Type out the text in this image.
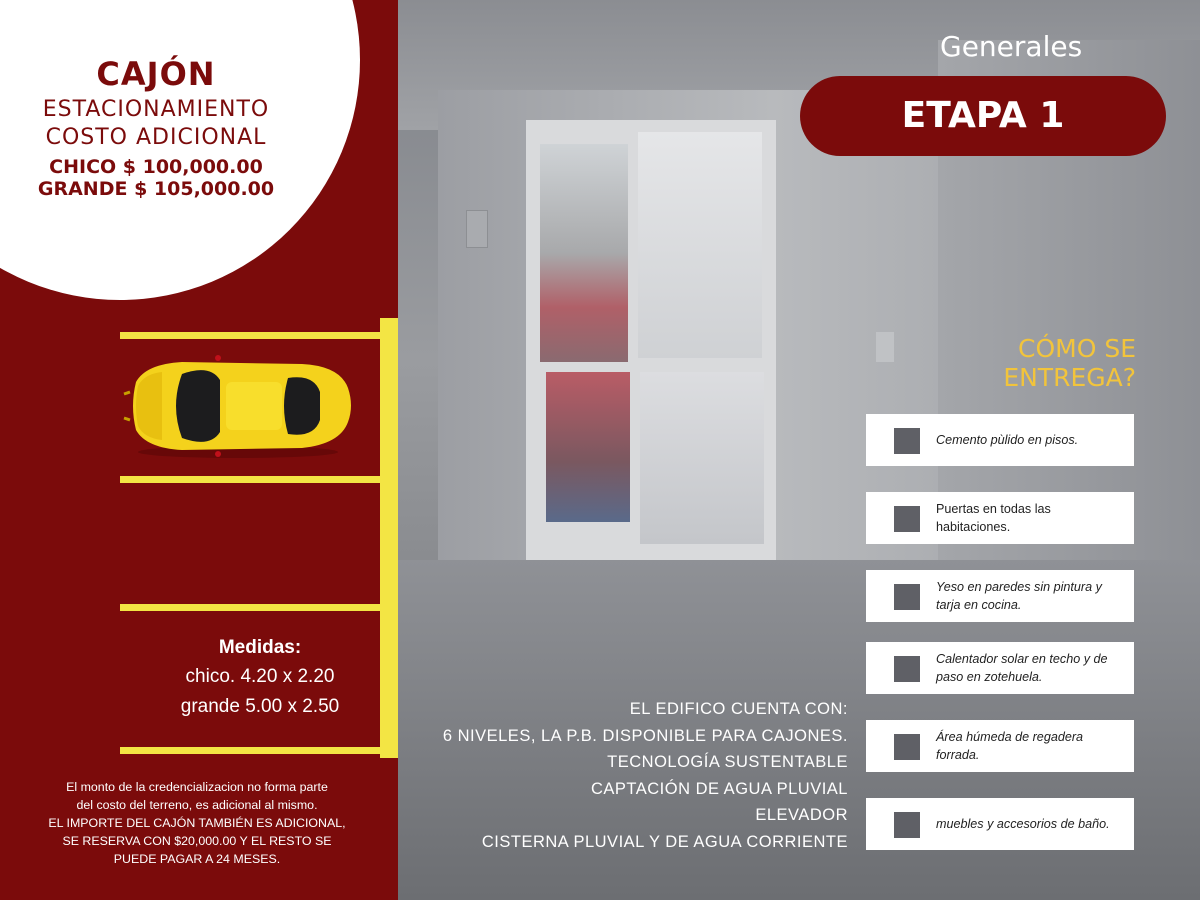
CAJÓN
ESTACIONAMIENTO
COSTO ADICIONAL
CHICO $ 100,000.00
GRANDE $ 105,000.00
Medidas:
chico. 4.20 x 2.20
grande 5.00 x 2.50
El monto de la credencializacion no forma parte
del costo del terreno, es adicional al mismo.
EL IMPORTE DEL CAJÓN TAMBIÉN ES ADICIONAL,
SE RESERVA CON $20,000.00 Y EL RESTO SE
PUEDE PAGAR A 24 MESES.
Generales
ETAPA 1
CÓMO SE
ENTREGA?
Cemento pùlido en pisos.
Puertas en todas las habitaciones.
Yeso en paredes sin pintura y tarja en cocina.
Calentador solar en techo y de paso en zotehuela.
Área húmeda de regadera forrada.
muebles y accesorios de baño.
EL EDIFICO CUENTA CON:
6 NIVELES, LA P.B. DISPONIBLE PARA CAJONES.
TECNOLOGÍA SUSTENTABLE
CAPTACIÓN DE AGUA PLUVIAL
ELEVADOR
CISTERNA PLUVIAL Y DE AGUA CORRIENTE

********

* _EXERCISE PROMPT_
Tally the lines in this data that hold the word "AGUA" and state only the count.

* _RESULT FOR THIS TASK_
2